[Data items]
----------------------------------------
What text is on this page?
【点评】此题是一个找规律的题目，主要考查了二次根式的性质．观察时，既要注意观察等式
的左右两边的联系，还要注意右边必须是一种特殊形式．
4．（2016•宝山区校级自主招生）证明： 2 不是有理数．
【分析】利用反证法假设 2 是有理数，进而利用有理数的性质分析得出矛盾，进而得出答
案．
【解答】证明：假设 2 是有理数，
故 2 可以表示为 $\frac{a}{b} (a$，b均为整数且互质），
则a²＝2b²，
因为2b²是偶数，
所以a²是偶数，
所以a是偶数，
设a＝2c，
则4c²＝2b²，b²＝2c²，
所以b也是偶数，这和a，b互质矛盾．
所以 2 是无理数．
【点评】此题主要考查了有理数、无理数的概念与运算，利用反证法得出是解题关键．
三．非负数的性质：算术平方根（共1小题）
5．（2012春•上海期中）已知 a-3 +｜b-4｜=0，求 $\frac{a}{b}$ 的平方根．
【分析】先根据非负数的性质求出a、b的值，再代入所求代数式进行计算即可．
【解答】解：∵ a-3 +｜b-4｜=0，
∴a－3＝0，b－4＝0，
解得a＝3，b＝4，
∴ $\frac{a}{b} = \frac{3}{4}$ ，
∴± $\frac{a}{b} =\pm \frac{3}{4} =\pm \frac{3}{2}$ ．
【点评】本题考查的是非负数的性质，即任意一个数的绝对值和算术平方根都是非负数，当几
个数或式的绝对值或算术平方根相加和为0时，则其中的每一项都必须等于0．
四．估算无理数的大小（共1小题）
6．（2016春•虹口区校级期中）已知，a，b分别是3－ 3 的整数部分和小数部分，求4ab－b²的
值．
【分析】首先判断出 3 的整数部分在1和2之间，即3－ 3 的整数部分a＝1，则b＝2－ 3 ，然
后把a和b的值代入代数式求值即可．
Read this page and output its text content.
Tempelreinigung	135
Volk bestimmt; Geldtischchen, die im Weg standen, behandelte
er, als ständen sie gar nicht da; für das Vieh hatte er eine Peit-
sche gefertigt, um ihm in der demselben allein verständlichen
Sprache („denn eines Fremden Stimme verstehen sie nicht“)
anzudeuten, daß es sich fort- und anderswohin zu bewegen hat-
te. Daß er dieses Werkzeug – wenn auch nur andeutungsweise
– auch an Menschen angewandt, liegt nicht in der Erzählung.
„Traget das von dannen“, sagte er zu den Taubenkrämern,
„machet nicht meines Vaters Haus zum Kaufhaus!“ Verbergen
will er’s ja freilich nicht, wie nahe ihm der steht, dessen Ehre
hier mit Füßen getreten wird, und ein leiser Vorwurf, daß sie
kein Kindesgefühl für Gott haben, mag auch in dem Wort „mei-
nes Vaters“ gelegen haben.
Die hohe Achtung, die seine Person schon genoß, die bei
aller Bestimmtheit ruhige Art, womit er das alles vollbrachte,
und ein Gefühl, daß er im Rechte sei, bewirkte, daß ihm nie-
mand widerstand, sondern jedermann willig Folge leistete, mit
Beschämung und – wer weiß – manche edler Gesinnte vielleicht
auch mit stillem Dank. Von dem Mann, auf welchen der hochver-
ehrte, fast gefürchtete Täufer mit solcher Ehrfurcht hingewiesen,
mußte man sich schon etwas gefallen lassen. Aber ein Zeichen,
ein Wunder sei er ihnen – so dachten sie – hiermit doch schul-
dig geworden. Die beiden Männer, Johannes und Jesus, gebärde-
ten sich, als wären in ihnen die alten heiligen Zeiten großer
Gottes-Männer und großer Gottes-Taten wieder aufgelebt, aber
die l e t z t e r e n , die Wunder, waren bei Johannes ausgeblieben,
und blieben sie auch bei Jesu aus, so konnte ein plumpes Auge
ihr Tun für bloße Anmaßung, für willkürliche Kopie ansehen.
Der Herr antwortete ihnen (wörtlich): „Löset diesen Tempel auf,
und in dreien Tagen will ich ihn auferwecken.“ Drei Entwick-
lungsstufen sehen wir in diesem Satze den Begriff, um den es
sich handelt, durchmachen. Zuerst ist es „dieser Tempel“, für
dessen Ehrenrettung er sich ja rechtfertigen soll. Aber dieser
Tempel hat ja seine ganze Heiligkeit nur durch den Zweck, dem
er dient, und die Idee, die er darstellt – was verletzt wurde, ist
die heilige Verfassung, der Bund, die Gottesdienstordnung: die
----------------------------------------
* **What is being asked**:
Every line of the material must be returned exactly as it appears.

* **Exercise result**:
What text is on this page?
【点评】此题是一个找规律的题目，主要考查了二次根式的性质．观察时，既要注意观察等式
的左右两边的联系，还要注意右边必须是一种特殊形式．
4．（2016•宝山区校级自主招生）证明： 2 不是有理数．
【分析】利用反证法假设 2 是有理数，进而利用有理数的性质分析得出矛盾，进而得出答
案．
【解答】证明：假设 2 是有理数，
故 2 可以表示为 $\frac{a}{b} (a$，b均为整数且互质），
则a²＝2b²，
因为2b²是偶数，
所以a²是偶数，
所以a是偶数，
设a＝2c，
则4c²＝2b²，b²＝2c²，
所以b也是偶数，这和a，b互质矛盾．
所以 2 是无理数．
【点评】此题主要考查了有理数、无理数的概念与运算，利用反证法得出是解题关键．
三．非负数的性质：算术平方根（共1小题）
5．（2012春•上海期中）已知 a-3 +｜b-4｜=0，求 $\frac{a}{b}$ 的平方根．
【分析】先根据非负数的性质求出a、b的值，再代入所求代数式进行计算即可．
【解答】解：∵ a-3 +｜b-4｜=0，
∴a－3＝0，b－4＝0，
解得a＝3，b＝4，
∴ $\frac{a}{b} = \frac{3}{4}$ ，
∴± $\frac{a}{b} =\pm \frac{3}{4} =\pm \frac{3}{2}$ ．
【点评】本题考查的是非负数的性质，即任意一个数的绝对值和算术平方根都是非负数，当几
个数或式的绝对值或算术平方根相加和为0时，则其中的每一项都必须等于0．
四．估算无理数的大小（共1小题）
6．（2016春•虹口区校级期中）已知，a，b分别是3－ 3 的整数部分和小数部分，求4ab－b²的
值．
【分析】首先判断出 3 的整数部分在1和2之间，即3－ 3 的整数部分a＝1，则b＝2－ 3 ，然
后把a和b的值代入代数式求值即可．
Read this page and output its text content.
Tempelreinigung	135
Volk bestimmt; Geldtischchen, die im Weg standen, behandelte
er, als ständen sie gar nicht da; für das Vieh hatte er eine Peit-
sche gefertigt, um ihm in der demselben allein verständlichen
Sprache („denn eines Fremden Stimme verstehen sie nicht“)
anzudeuten, daß es sich fort- und anderswohin zu bewegen hat-
te. Daß er dieses Werkzeug – wenn auch nur andeutungsweise
– auch an Menschen angewandt, liegt nicht in der Erzählung.
„Traget das von dannen“, sagte er zu den Taubenkrämern,
„machet nicht meines Vaters Haus zum Kaufhaus!“ Verbergen
will er’s ja freilich nicht, wie nahe ihm der steht, dessen Ehre
hier mit Füßen getreten wird, und ein leiser Vorwurf, daß sie
kein Kindesgefühl für Gott haben, mag auch in dem Wort „mei-
nes Vaters“ gelegen haben.
Die hohe Achtung, die seine Person schon genoß, die bei
aller Bestimmtheit ruhige Art, womit er das alles vollbrachte,
und ein Gefühl, daß er im Rechte sei, bewirkte, daß ihm nie-
mand widerstand, sondern jedermann willig Folge leistete, mit
Beschämung und – wer weiß – manche edler Gesinnte vielleicht
auch mit stillem Dank. Von dem Mann, auf welchen der hochver-
ehrte, fast gefürchtete Täufer mit solcher Ehrfurcht hingewiesen,
mußte man sich schon etwas gefallen lassen. Aber ein Zeichen,
ein Wunder sei er ihnen – so dachten sie – hiermit doch schul-
dig geworden. Die beiden Männer, Johannes und Jesus, gebärde-
ten sich, als wären in ihnen die alten heiligen Zeiten großer
Gottes-Männer und großer Gottes-Taten wieder aufgelebt, aber
die l e t z t e r e n , die Wunder, waren bei Johannes ausgeblieben,
und blieben sie auch bei Jesu aus, so konnte ein plumpes Auge
ihr Tun für bloße Anmaßung, für willkürliche Kopie ansehen.
Der Herr antwortete ihnen (wörtlich): „Löset diesen Tempel auf,
und in dreien Tagen will ich ihn auferwecken.“ Drei Entwick-
lungsstufen sehen wir in diesem Satze den Begriff, um den es
sich handelt, durchmachen. Zuerst ist es „dieser Tempel“, für
dessen Ehrenrettung er sich ja rechtfertigen soll. Aber dieser
Tempel hat ja seine ganze Heiligkeit nur durch den Zweck, dem
er dient, und die Idee, die er darstellt – was verletzt wurde, ist
die heilige Verfassung, der Bund, die Gottesdienstordnung: die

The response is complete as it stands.